### JOB
Copy every one of the rows below word for word, and leave the pictures out of your copy.

--- start RECORDS FOR THIS TASK ---

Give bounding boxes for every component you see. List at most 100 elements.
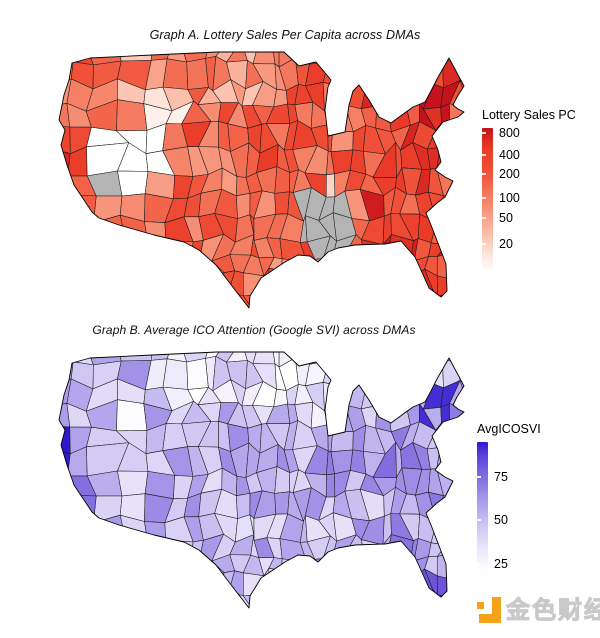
dma-region	[59, 236, 65, 260]
watermark-text: 金色财经	[506, 597, 600, 625]
dma-region	[295, 52, 310, 65]
dma-region	[373, 352, 395, 362]
dma-region	[373, 59, 399, 83]
dma-region	[125, 555, 153, 576]
dma-region	[408, 260, 417, 277]
dma-region	[280, 570, 305, 596]
dma-region	[431, 352, 443, 366]
legend-b-colorbar	[477, 442, 488, 589]
dma-region	[435, 352, 457, 363]
dma-region	[297, 559, 316, 578]
dma-region	[354, 286, 369, 308]
dma-region	[323, 587, 342, 608]
dma-region	[297, 276, 316, 298]
dma-region	[59, 236, 98, 256]
dma-region	[436, 141, 457, 178]
dma-region	[308, 352, 329, 365]
dma-region	[462, 389, 464, 411]
dma-region	[337, 352, 348, 361]
dma-region	[408, 571, 419, 594]
dma-region	[452, 441, 464, 478]
dma-region	[431, 52, 443, 66]
dma-region	[322, 82, 343, 112]
dma-region	[122, 271, 154, 293]
dma-region	[146, 555, 173, 576]
dma-region	[436, 275, 459, 296]
dma-region	[274, 191, 290, 215]
dma-region	[59, 352, 74, 363]
dma-region	[468, 447, 472, 471]
dma-region	[311, 596, 332, 608]
dma-region	[59, 585, 69, 608]
map-a-choropleth	[58, 50, 473, 314]
dma-region	[287, 313, 306, 314]
dma-region	[200, 611, 214, 614]
dma-region	[326, 306, 342, 308]
legend-tick-mark	[477, 519, 481, 522]
dma-region	[372, 268, 393, 297]
dma-region	[59, 52, 74, 63]
dma-region	[449, 250, 464, 280]
dma-region	[146, 274, 173, 294]
dma-region	[125, 255, 153, 276]
dma-region	[436, 441, 457, 478]
dma-region	[325, 173, 336, 198]
legend-tick-mark	[482, 217, 486, 220]
dma-region	[390, 590, 412, 608]
dma-region	[149, 591, 173, 608]
dma-region	[59, 211, 71, 246]
dma-region	[468, 147, 472, 171]
dma-region	[357, 553, 384, 573]
legend-tick-label: 400	[499, 148, 520, 163]
dma-region	[467, 551, 472, 574]
dma-region	[265, 589, 293, 608]
dma-region	[311, 572, 329, 598]
dma-region	[439, 211, 452, 246]
dma-region	[59, 124, 71, 154]
dma-region	[413, 352, 438, 366]
dma-region	[169, 585, 193, 608]
dma-region	[468, 466, 472, 495]
dma-region	[390, 290, 412, 308]
legend-tick-mark	[482, 172, 486, 175]
dma-region	[410, 290, 425, 308]
map-b-choropleth	[58, 351, 472, 614]
dma-region	[455, 471, 464, 500]
dma-region	[92, 542, 127, 557]
dma-region	[146, 255, 173, 276]
dma-region	[212, 311, 234, 314]
dma-region	[417, 589, 434, 608]
dma-region	[330, 449, 354, 475]
dma-region	[323, 272, 338, 298]
dma-region	[68, 573, 96, 597]
dma-region	[330, 430, 354, 453]
dma-region	[116, 399, 148, 432]
legend-tick-mark	[482, 242, 486, 245]
dma-region	[435, 52, 457, 63]
dma-region	[280, 289, 307, 308]
dma-region	[169, 607, 183, 608]
dma-region	[265, 289, 293, 308]
dma-region	[459, 310, 472, 314]
dma-region	[125, 242, 153, 257]
dma-region	[117, 170, 149, 197]
dma-region	[186, 58, 209, 90]
dma-region	[466, 215, 472, 236]
dma-region	[65, 194, 97, 224]
dma-region	[413, 52, 438, 66]
dma-region	[405, 357, 424, 385]
dma-region	[465, 409, 472, 429]
dma-region	[323, 572, 338, 598]
dma-region	[451, 352, 464, 364]
dma-region	[451, 535, 464, 551]
dma-region	[468, 50, 473, 63]
dma-region	[459, 610, 472, 614]
dma-region	[431, 359, 444, 389]
dma-region	[428, 542, 447, 557]
dma-region	[317, 306, 332, 308]
legend-tick-label: 20	[499, 236, 513, 251]
dma-region	[59, 494, 71, 518]
dma-region	[449, 273, 464, 298]
dma-region	[59, 276, 74, 293]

--- end RECORDS FOR THIS TASK ---

### CORRECT OUTPUT
Give bounding boxes for every component you see. List at most 100 elements.
dma-region	[59, 236, 65, 260]
watermark-text: 金色财经	[506, 597, 600, 625]
dma-region	[295, 52, 310, 65]
dma-region	[373, 352, 395, 362]
dma-region	[373, 59, 399, 83]
dma-region	[125, 555, 153, 576]
dma-region	[408, 260, 417, 277]
dma-region	[280, 570, 305, 596]
dma-region	[431, 352, 443, 366]
legend-b-colorbar	[477, 442, 488, 589]
dma-region	[435, 352, 457, 363]
dma-region	[297, 559, 316, 578]
dma-region	[354, 286, 369, 308]
dma-region	[323, 587, 342, 608]
dma-region	[297, 276, 316, 298]
dma-region	[59, 236, 98, 256]
dma-region	[436, 141, 457, 178]
dma-region	[308, 352, 329, 365]
dma-region	[462, 389, 464, 411]
dma-region	[337, 352, 348, 361]
dma-region	[408, 571, 419, 594]
dma-region	[452, 441, 464, 478]
dma-region	[431, 52, 443, 66]
dma-region	[322, 82, 343, 112]
dma-region	[122, 271, 154, 293]
dma-region	[146, 555, 173, 576]
dma-region	[436, 275, 459, 296]
dma-region	[274, 191, 290, 215]
dma-region	[59, 352, 74, 363]
dma-region	[468, 447, 472, 471]
dma-region	[311, 596, 332, 608]
dma-region	[59, 585, 69, 608]
map-a-choropleth	[58, 50, 473, 314]
dma-region	[287, 313, 306, 314]
dma-region	[200, 611, 214, 614]
dma-region	[326, 306, 342, 308]
legend-tick-mark	[477, 519, 481, 522]
dma-region	[372, 268, 393, 297]
dma-region	[59, 52, 74, 63]
dma-region	[449, 250, 464, 280]
dma-region	[146, 274, 173, 294]
dma-region	[125, 255, 153, 276]
dma-region	[436, 441, 457, 478]
dma-region	[325, 173, 336, 198]
legend-tick-mark	[482, 217, 486, 220]
dma-region	[390, 590, 412, 608]
dma-region	[149, 591, 173, 608]
dma-region	[59, 211, 71, 246]
dma-region	[468, 147, 472, 171]
dma-region	[357, 553, 384, 573]
legend-tick-label: 400	[499, 148, 520, 163]
dma-region	[467, 551, 472, 574]
dma-region	[265, 589, 293, 608]
dma-region	[311, 572, 329, 598]
dma-region	[439, 211, 452, 246]
dma-region	[59, 124, 71, 154]
dma-region	[413, 352, 438, 366]
dma-region	[169, 585, 193, 608]
dma-region	[468, 466, 472, 495]
dma-region	[390, 290, 412, 308]
legend-tick-mark	[482, 172, 486, 175]
dma-region	[410, 290, 425, 308]
map-b-choropleth	[58, 351, 472, 614]
dma-region	[455, 471, 464, 500]
dma-region	[92, 542, 127, 557]
dma-region	[146, 255, 173, 276]
dma-region	[212, 311, 234, 314]
dma-region	[417, 589, 434, 608]
dma-region	[330, 449, 354, 475]
dma-region	[323, 272, 338, 298]
dma-region	[68, 573, 96, 597]
dma-region	[330, 430, 354, 453]
dma-region	[116, 399, 148, 432]
legend-tick-mark	[482, 242, 486, 245]
dma-region	[435, 52, 457, 63]
dma-region	[280, 289, 307, 308]
dma-region	[169, 607, 183, 608]
dma-region	[265, 289, 293, 308]
dma-region	[459, 310, 472, 314]
dma-region	[125, 242, 153, 257]
dma-region	[117, 170, 149, 197]
dma-region	[186, 58, 209, 90]
dma-region	[466, 215, 472, 236]
dma-region	[65, 194, 97, 224]
dma-region	[413, 52, 438, 66]
dma-region	[405, 357, 424, 385]
dma-region	[465, 409, 472, 429]
dma-region	[323, 572, 338, 598]
dma-region	[451, 352, 464, 364]
dma-region	[451, 535, 464, 551]
dma-region	[468, 50, 473, 63]
dma-region	[459, 610, 472, 614]
dma-region	[431, 359, 444, 389]
dma-region	[428, 542, 447, 557]
dma-region	[317, 306, 332, 308]
legend-tick-label: 20	[499, 236, 513, 251]
dma-region	[59, 494, 71, 518]
dma-region	[449, 273, 464, 298]
dma-region	[59, 276, 74, 293]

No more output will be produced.